Please return every line of the material below unchanged, leaving out the pictures.

_ _ _ _

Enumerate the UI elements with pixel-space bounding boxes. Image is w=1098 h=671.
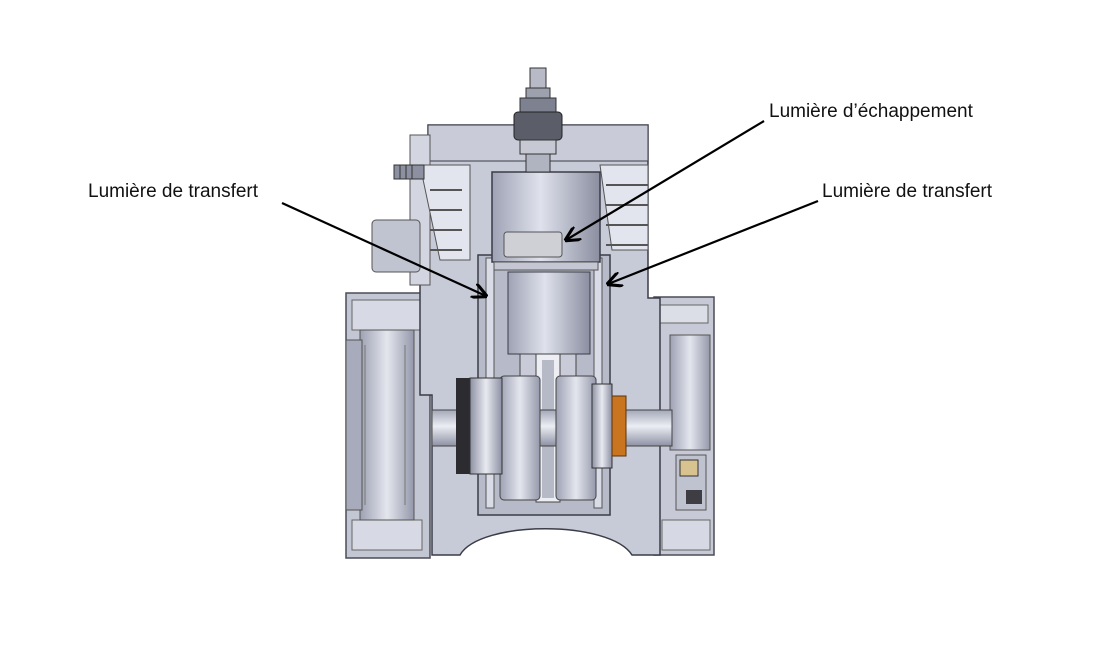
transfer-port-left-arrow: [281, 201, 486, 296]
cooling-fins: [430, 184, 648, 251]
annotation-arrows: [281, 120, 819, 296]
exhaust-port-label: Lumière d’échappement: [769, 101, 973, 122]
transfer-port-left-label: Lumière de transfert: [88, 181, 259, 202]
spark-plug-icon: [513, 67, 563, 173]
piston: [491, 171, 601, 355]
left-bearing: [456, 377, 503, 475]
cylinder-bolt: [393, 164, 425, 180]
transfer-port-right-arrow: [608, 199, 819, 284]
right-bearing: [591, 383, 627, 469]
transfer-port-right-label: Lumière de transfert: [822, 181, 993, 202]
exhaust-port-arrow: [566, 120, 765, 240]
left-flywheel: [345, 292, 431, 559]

_ _ _ _

RESPONSE →
Enumerate the UI elements with pixel-space bounding boxes. Image is w=1098 h=671.
transfer-port-left-arrow: [281, 201, 486, 296]
cooling-fins: [430, 184, 648, 251]
annotation-arrows: [281, 120, 819, 296]
exhaust-port-label: Lumière d’échappement: [769, 101, 973, 122]
transfer-port-left-label: Lumière de transfert: [88, 181, 259, 202]
spark-plug-icon: [513, 67, 563, 173]
piston: [491, 171, 601, 355]
left-bearing: [456, 377, 503, 475]
cylinder-bolt: [393, 164, 425, 180]
transfer-port-right-arrow: [608, 199, 819, 284]
right-bearing: [591, 383, 627, 469]
transfer-port-right-label: Lumière de transfert: [822, 181, 993, 202]
exhaust-port-arrow: [566, 120, 765, 240]
left-flywheel: [345, 292, 431, 559]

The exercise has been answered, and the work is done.